** Work to complete **
Scan the data below for the string "link". Copy every line where it appears.

** Data in this exercise **
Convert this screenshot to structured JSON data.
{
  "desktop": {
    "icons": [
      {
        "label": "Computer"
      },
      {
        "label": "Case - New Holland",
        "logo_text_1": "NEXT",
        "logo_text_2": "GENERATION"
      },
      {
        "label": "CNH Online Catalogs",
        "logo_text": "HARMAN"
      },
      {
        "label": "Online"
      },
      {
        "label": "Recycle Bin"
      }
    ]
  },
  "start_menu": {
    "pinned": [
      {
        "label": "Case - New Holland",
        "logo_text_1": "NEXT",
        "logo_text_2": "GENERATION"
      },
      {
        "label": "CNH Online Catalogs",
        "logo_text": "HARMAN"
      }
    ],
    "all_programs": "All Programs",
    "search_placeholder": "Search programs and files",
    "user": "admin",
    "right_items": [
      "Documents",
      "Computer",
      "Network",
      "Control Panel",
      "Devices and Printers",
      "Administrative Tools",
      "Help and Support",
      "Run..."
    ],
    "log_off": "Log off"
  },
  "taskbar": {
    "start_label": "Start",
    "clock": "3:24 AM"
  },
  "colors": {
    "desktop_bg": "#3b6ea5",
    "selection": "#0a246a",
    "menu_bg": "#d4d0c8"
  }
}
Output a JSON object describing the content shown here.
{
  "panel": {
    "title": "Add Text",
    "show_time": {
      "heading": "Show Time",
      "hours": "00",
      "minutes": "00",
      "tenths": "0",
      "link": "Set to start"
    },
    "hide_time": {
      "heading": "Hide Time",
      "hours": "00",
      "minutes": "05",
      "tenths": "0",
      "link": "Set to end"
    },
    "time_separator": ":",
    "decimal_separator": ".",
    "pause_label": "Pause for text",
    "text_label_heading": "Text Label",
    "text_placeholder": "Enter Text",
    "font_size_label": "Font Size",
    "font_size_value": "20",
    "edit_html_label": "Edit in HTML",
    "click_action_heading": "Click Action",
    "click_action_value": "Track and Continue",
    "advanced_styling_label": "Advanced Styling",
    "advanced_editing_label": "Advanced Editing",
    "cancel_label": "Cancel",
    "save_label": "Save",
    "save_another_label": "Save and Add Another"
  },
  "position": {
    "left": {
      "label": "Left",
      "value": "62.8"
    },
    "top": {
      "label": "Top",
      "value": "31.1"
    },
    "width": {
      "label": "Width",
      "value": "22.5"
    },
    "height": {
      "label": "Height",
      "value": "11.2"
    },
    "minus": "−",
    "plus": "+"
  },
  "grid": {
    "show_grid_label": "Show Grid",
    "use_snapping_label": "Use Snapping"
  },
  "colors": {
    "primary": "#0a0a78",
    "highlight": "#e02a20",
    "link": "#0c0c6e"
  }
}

** Output for this exercise **
      "link": "Set to start"
      "link": "Set to end"
    "link": "#0c0c6e"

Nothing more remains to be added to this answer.